▸ Selected excerpt:
========

RDB to HDFS
# Table with primary key no need for mapper
sqoop import --connect jdbc:mysql://localhost/sqoopdb -username hiveuser -password hivepassword -table emp -m 1
# Append allows to add new data to existing file
#Split by needed when more than 1 mapper used
sqoop import --connect jdbc:mysql://localhost/sqoopdb
-username hiveuser -password hivepassword -table emp
--append --split-by empno -m 3;
Increment Loading of Data
sqoop-import --connect jdbc:mysql://localhost/sqoopdb
-username hiveuser -password hivepassword -table emp -m 1
--incremental append --check-column empno --last-value 10
Load only specific column from Table
sqoop import --connect jdbc:mysql://localhost/sqoopdb
-username hiveuser -password hivepassword -table emp
-columns empno, name --append -m 1
Import all tables from RDB (All table should have primary key)
sqoop import-all-tables --connect jdbc:mysql://localhost/userdb --username root
NOTE
- When using an text column for split-by an extra parameter needs to be enabled Dorg.apache.sqoop.splitter.allow_text_splitter=true
- The data is stored on HDFS under
/user/<username>
(Sqoop Staging Area)- We can save the data to other locations. But when it’s always loaded first into staging area
- Sqoop can only load data once (Data needs to dropped to load the entire dataset)
- For tables that don’t have a primary key we need to specify mappers (Default Mappers: 4)

========

▸ Required work:
a - Decide whether each statement agrees with the Sqoop import notes, answering yes or no and quoting the words from the notes that settle it: (i) Sqoop uses four mappers by default. (ii) A split-by column is needed when only one mapper is used. (iii) Imported data is stored on HDFS under /user/<username>.
b - Write the next part of the Sqoop import notes, picking up after their final note.

▸ Supplied information:

========

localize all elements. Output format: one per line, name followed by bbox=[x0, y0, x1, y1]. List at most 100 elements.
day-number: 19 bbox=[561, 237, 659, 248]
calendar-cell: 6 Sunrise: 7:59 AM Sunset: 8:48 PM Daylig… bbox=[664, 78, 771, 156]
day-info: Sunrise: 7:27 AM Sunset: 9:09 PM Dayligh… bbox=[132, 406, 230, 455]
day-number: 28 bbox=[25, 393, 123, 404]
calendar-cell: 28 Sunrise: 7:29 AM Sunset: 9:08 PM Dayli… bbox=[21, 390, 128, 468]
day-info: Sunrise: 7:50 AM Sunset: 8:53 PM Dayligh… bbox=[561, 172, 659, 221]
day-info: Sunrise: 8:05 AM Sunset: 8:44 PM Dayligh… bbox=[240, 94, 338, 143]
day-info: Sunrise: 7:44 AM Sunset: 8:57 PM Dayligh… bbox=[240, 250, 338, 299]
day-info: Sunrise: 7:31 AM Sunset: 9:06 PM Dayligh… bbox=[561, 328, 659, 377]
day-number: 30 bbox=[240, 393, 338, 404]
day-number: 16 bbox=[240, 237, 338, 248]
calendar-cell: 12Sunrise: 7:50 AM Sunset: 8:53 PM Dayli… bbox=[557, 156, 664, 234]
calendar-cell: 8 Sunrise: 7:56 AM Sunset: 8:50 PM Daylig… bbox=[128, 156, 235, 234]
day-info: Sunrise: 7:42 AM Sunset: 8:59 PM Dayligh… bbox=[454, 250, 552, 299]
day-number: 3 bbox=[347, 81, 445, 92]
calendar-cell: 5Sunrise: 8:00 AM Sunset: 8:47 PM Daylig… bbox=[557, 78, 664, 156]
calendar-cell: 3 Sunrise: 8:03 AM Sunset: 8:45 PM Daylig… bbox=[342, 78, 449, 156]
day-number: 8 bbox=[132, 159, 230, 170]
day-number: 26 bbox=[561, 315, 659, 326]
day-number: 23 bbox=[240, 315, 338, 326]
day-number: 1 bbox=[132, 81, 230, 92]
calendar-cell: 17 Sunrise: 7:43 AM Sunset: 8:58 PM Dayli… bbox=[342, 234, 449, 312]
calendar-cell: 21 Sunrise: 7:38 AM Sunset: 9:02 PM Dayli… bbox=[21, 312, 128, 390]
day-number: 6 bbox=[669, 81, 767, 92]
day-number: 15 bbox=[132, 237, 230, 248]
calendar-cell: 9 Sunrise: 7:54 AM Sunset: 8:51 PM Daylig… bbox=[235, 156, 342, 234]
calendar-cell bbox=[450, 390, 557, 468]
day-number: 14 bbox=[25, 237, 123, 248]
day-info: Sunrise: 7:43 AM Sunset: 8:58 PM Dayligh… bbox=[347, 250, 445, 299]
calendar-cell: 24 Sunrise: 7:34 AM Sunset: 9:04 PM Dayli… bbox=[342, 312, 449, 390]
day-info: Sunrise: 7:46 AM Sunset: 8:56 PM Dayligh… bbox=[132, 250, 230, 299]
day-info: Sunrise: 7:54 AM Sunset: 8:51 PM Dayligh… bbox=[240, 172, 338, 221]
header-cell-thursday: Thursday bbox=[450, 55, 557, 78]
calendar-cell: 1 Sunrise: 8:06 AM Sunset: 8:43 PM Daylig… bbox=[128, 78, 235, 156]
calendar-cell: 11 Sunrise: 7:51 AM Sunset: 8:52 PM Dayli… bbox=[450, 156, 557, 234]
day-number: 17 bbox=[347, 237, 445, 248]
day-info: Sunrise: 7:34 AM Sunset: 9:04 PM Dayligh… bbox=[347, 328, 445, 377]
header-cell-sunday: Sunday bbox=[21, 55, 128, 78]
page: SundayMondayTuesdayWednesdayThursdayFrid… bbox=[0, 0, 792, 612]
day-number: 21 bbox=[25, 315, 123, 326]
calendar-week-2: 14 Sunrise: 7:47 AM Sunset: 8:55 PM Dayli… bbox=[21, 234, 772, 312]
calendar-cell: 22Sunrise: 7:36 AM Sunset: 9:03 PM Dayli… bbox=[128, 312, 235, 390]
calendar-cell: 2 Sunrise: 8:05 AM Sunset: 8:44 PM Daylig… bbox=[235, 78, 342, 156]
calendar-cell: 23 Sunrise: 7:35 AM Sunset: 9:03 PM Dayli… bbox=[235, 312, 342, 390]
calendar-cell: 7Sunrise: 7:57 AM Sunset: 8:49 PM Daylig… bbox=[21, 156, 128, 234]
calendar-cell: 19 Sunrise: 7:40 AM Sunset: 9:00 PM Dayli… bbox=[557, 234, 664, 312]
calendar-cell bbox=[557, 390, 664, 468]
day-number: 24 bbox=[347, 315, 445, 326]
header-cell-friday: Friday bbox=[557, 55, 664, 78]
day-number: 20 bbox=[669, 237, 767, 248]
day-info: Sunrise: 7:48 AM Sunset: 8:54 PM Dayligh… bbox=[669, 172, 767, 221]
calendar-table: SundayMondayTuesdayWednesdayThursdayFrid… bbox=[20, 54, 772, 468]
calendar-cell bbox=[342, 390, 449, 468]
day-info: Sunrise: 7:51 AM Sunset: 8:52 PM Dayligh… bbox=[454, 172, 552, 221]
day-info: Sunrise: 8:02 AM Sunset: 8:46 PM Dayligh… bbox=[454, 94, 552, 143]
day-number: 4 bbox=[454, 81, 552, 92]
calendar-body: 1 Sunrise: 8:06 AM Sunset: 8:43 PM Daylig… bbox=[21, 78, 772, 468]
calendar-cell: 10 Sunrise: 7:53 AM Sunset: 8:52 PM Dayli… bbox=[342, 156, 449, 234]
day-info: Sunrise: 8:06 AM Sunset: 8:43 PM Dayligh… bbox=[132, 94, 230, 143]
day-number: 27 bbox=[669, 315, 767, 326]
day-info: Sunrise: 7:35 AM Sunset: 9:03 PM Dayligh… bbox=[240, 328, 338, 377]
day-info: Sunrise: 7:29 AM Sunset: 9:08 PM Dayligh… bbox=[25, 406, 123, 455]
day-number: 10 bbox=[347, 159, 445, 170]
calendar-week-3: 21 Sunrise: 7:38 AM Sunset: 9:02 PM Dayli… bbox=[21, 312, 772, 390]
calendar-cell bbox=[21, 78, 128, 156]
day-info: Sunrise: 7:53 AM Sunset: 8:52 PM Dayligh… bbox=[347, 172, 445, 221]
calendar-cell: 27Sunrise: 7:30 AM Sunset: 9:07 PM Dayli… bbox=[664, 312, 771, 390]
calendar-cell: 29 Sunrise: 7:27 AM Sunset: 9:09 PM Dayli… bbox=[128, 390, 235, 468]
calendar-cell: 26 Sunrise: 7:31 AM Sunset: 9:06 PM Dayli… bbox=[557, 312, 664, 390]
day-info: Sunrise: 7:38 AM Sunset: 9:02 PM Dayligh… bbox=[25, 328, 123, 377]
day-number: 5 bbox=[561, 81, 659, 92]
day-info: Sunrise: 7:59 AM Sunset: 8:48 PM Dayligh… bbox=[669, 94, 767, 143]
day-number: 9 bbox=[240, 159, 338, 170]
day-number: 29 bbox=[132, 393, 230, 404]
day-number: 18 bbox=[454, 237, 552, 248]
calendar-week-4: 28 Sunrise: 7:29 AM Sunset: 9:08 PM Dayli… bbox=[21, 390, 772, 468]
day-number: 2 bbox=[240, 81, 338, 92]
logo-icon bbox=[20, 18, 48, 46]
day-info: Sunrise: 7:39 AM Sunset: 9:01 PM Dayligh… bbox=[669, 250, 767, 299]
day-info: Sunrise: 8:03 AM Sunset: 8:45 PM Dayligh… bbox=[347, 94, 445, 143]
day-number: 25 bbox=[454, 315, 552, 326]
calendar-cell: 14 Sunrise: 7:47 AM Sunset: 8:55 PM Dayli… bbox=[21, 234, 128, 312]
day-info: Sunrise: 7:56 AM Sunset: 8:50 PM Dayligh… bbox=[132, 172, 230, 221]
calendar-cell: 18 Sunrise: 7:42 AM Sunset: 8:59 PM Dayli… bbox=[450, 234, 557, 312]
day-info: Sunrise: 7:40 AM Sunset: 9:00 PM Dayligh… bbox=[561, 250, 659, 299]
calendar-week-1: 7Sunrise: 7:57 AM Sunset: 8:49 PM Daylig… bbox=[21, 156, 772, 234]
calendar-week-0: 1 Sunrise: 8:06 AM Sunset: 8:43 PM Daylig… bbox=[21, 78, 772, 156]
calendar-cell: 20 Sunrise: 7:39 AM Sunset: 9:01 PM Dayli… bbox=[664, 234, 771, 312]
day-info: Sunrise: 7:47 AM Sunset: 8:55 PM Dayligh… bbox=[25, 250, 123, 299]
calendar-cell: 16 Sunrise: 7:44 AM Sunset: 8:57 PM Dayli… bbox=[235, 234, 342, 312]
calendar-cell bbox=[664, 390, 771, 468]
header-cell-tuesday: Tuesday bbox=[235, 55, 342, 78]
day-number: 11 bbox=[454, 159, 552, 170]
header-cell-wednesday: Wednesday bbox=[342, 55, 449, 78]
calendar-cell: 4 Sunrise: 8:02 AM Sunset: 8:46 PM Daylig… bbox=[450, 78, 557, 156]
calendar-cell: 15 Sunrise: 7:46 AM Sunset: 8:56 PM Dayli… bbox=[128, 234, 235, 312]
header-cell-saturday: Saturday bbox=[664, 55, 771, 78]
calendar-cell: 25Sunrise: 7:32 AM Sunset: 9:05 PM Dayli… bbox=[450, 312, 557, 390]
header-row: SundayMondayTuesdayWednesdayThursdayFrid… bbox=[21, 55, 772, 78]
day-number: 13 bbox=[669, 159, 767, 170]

========

▸ Solved tasks:
a -
(i) Yes: "Default Mappers: 4"
(ii) No: "Split by needed when more than 1 mapper used"
(iii) Yes: "The data is stored on HDFS under /user/<username>"

b -
- Mappers specify the no. of parallel processes that is going to be used to load the data
HDFS to RDB
create table patmysql(pid int, pname varchar(10), drug varchar(10), gender varchar(10), amt int);
sqoop export -connect jdbc:mysql://localhost/sqoopdb
--username hiveuser --password hivepassword --table patmysql
--export-dir /user/hive/warehouse/lti871.db/patient -m 1
--input-fields-terminated-by ','
IMPORTANT
Before exporting data make sure already table exist. If not error will be thrown
RDB to Hive
sqoop-import --connect jdbc:mysql://localhost/sqoopdb -username hiveuser -password hivepassword --table emp -create-hive-table -hive-table lti871.employeehive -hive-import --fields-terminated-by ',' -m 1;
We don’t have to create a table in hive it can be created automatically. The data is 1st written into the Staging area and then loaded into Hive. If same data exist in staging area the job will fail
Options
Location to save data
--target-dir <hdfs-dir>
Filter Data
--where "ename='David'"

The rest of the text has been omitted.